++++ Listing ++++

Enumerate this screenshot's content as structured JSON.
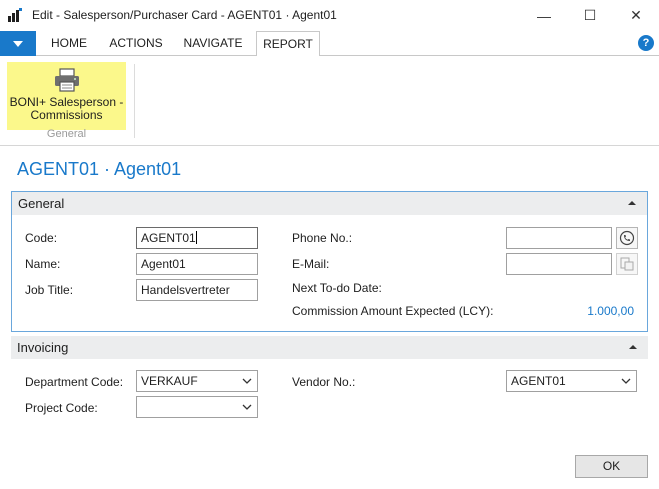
{
  "window": {
    "title": "Edit - Salesperson/Purchaser Card - AGENT01 · Agent01",
    "min_glyph": "—",
    "max_glyph": "☐",
    "close_glyph": "✕"
  },
  "ribbon": {
    "tabs": [
      {
        "label": "HOME"
      },
      {
        "label": "ACTIONS"
      },
      {
        "label": "NAVIGATE"
      },
      {
        "label": "REPORT"
      }
    ],
    "active_tab": "REPORT",
    "help_glyph": "?",
    "group": {
      "label": "General",
      "button_label": "BONI+ Salesperson - Commissions",
      "button_icon": "printer-icon"
    }
  },
  "page": {
    "title": "AGENT01 · Agent01"
  },
  "general": {
    "title": "General",
    "code": {
      "label": "Code:",
      "value": "AGENT01"
    },
    "name": {
      "label": "Name:",
      "value": "Agent01"
    },
    "job_title": {
      "label": "Job Title:",
      "value": "Handelsvertreter"
    },
    "phone": {
      "label": "Phone No.:",
      "value": ""
    },
    "email": {
      "label": "E-Mail:",
      "value": ""
    },
    "next_todo": {
      "label": "Next To-do Date:",
      "value": ""
    },
    "commission": {
      "label": "Commission Amount Expected (LCY):",
      "value": "1.000,00"
    }
  },
  "invoicing": {
    "title": "Invoicing",
    "department": {
      "label": "Department Code:",
      "value": "VERKAUF"
    },
    "project": {
      "label": "Project Code:",
      "value": ""
    },
    "vendor": {
      "label": "Vendor No.:",
      "value": "AGENT01"
    }
  },
  "footer": {
    "ok_label": "OK"
  },
  "colors": {
    "accent": "#1979ca",
    "highlight": "#fbf88b",
    "fasttab_header": "#ecedee"
  }
}
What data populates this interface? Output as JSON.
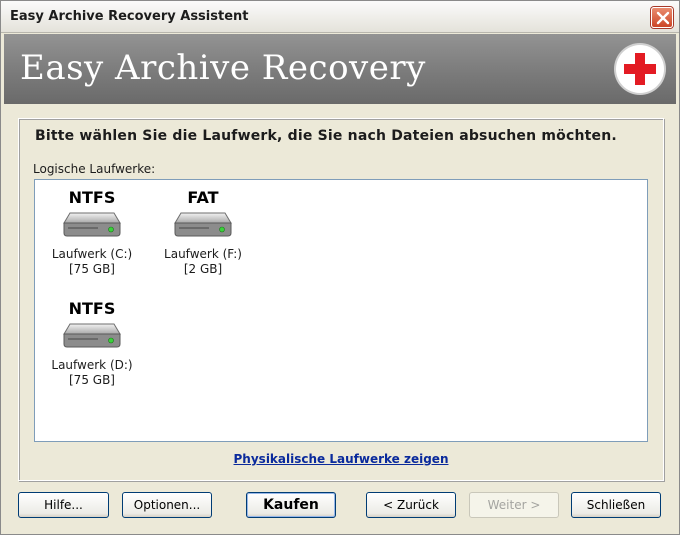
{
  "window": {
    "title": "Easy Archive Recovery Assistent"
  },
  "banner": {
    "brand": "Easy Archive Recovery"
  },
  "content": {
    "instruction": "Bitte wählen Sie die Laufwerk, die Sie nach Dateien absuchen möchten.",
    "list_label": "Logische Laufwerke:",
    "drives": [
      {
        "fs": "NTFS",
        "name": "Laufwerk (C:)",
        "size": "[75 GB]"
      },
      {
        "fs": "FAT",
        "name": "Laufwerk (F:)",
        "size": "[2 GB]"
      },
      {
        "fs": "NTFS",
        "name": "Laufwerk (D:)",
        "size": "[75 GB]"
      }
    ],
    "physical_link": "Physikalische Laufwerke zeigen"
  },
  "buttons": {
    "help": "Hilfe...",
    "options": "Optionen...",
    "buy": "Kaufen",
    "back": "< Zurück",
    "next": "Weiter >",
    "close": "Schließen"
  },
  "icons": {
    "close": "close-icon",
    "logo": "red-cross-icon",
    "drive": "hard-drive-icon"
  },
  "colors": {
    "banner": "#7b7b7b",
    "logo_cross": "#e31b23",
    "link": "#0a2a9c",
    "close_button": "#cc4526"
  }
}
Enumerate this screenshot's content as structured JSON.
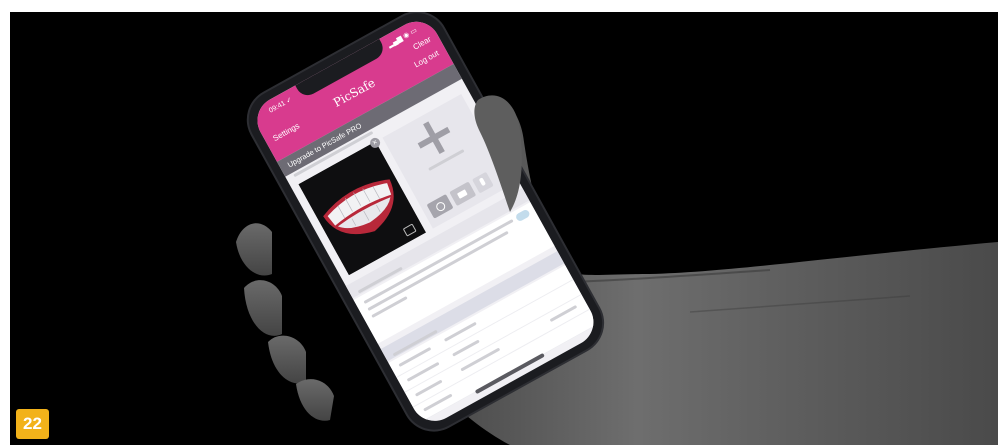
{
  "badge": {
    "label": "22",
    "color": "#f2b21a"
  },
  "app": {
    "status_time": "09:41 ✓",
    "status_icons": "▂▄▆ ◉ ▭",
    "nav_left": "Settings",
    "title": "PicSafe",
    "nav_right_top": "Clear",
    "nav_right_bottom": "Log out",
    "upgrade_banner": "Upgrade to PicSafe PRO",
    "accent_color": "#d83b8e"
  },
  "icons": [
    "plus-icon",
    "camera-icon",
    "video-icon",
    "microphone-icon",
    "remove-icon"
  ]
}
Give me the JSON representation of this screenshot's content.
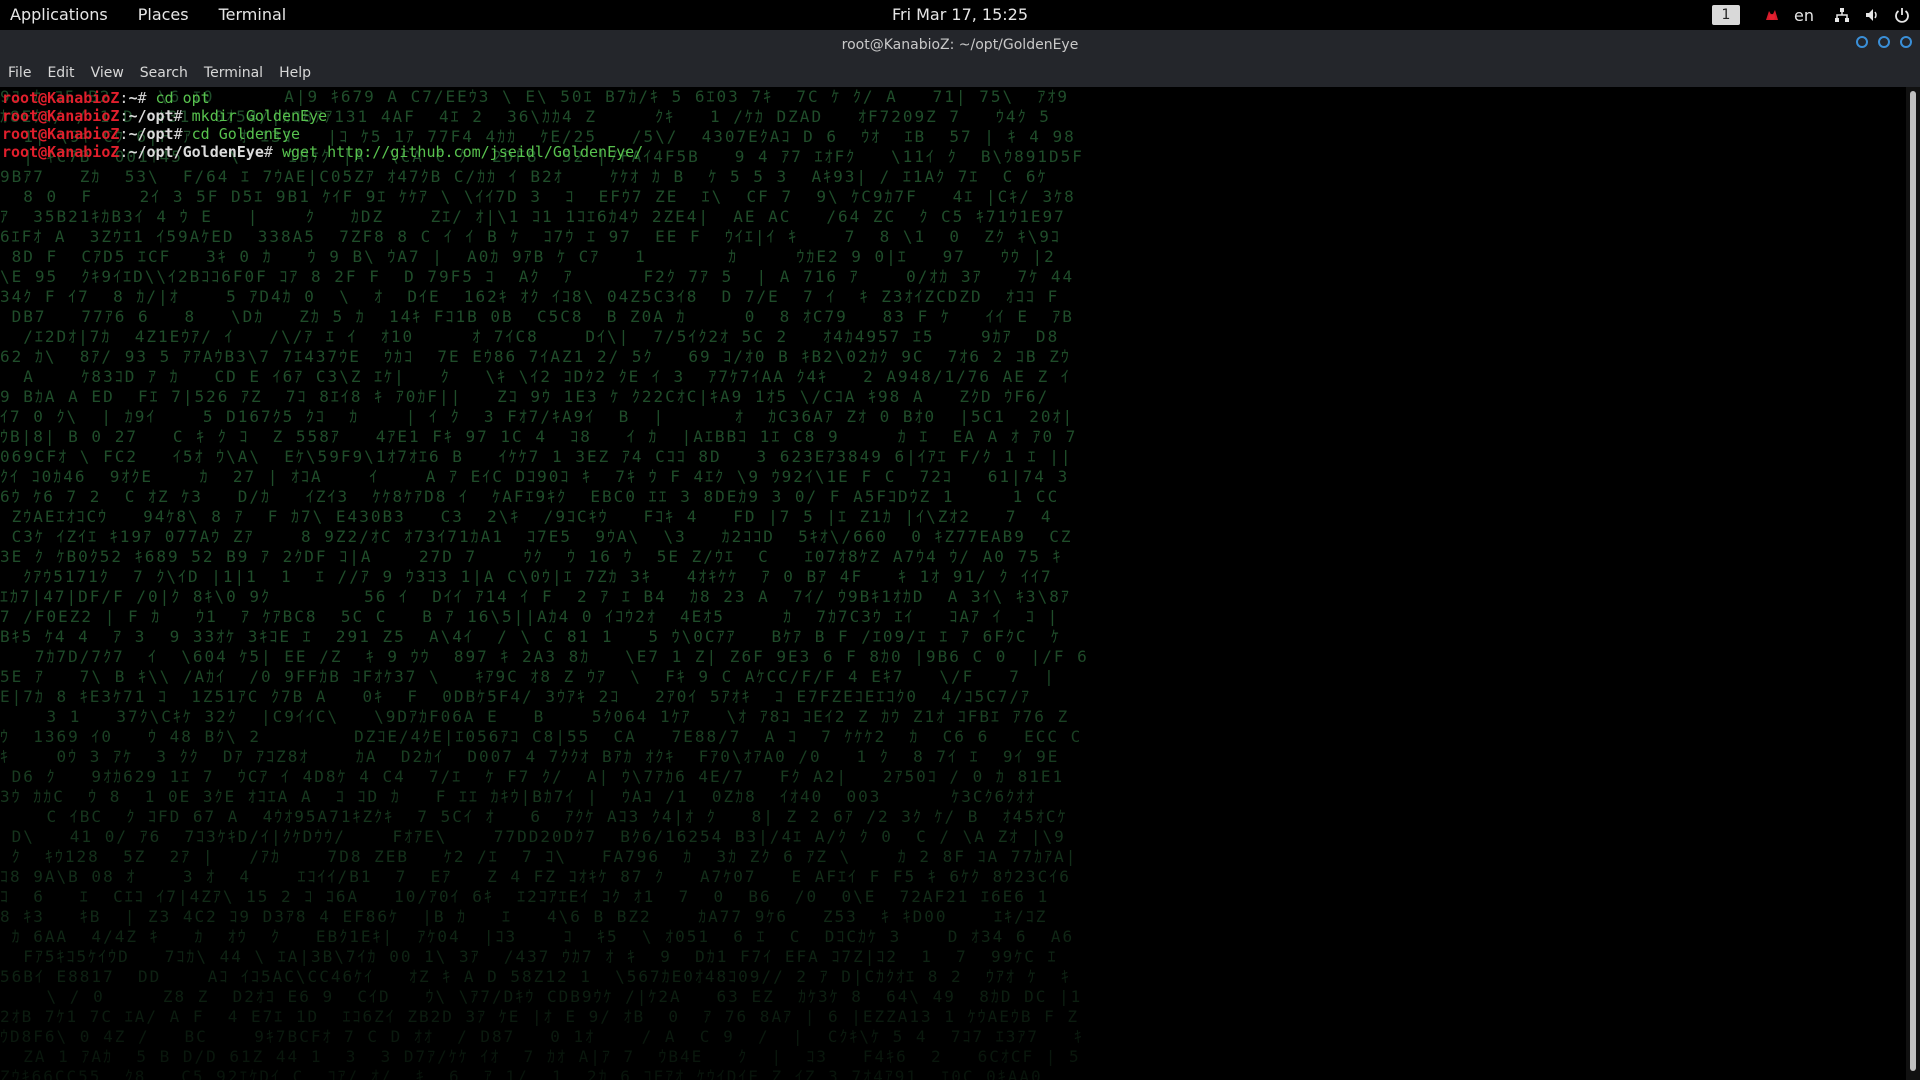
{
  "topbar": {
    "menus": [
      "Applications",
      "Places",
      "Terminal"
    ],
    "clock": "Fri Mar 17, 15:25",
    "workspace": "1",
    "language": "en",
    "icons": [
      "workspace-indicator",
      "app-indicator-icon",
      "network-icon",
      "volume-icon",
      "power-icon"
    ]
  },
  "window": {
    "title": "root@KanabioZ: ~/opt/GoldenEye",
    "menu": [
      "File",
      "Edit",
      "View",
      "Search",
      "Terminal",
      "Help"
    ]
  },
  "terminal": {
    "lines": [
      {
        "user": "root@KanabioZ",
        "colon": ":",
        "path": "~",
        "hash": "# ",
        "cmd": "cd opt"
      },
      {
        "user": "root@KanabioZ",
        "colon": ":",
        "path": "~/opt",
        "hash": "# ",
        "cmd": "mkdir GoldenEye"
      },
      {
        "user": "root@KanabioZ",
        "colon": ":",
        "path": "~/opt",
        "hash": "# ",
        "cmd": "cd GoldenEye"
      },
      {
        "user": "root@KanabioZ",
        "colon": ":",
        "path": "~/opt/GoldenEye",
        "hash": "# ",
        "cmd": "wget http://github.com/jseidl/GoldenEye/"
      }
    ]
  },
  "colors": {
    "prompt_user": "#e01f2c",
    "command": "#58c24e",
    "rain": "#1f4d2a",
    "window_chrome": "#24262b",
    "window_buttons": "#3a8fd8"
  }
}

++++

→ Challenge:
Of all the lines in the entries, how many contain the word "this"? Give only the number.

→ Answer in full:
4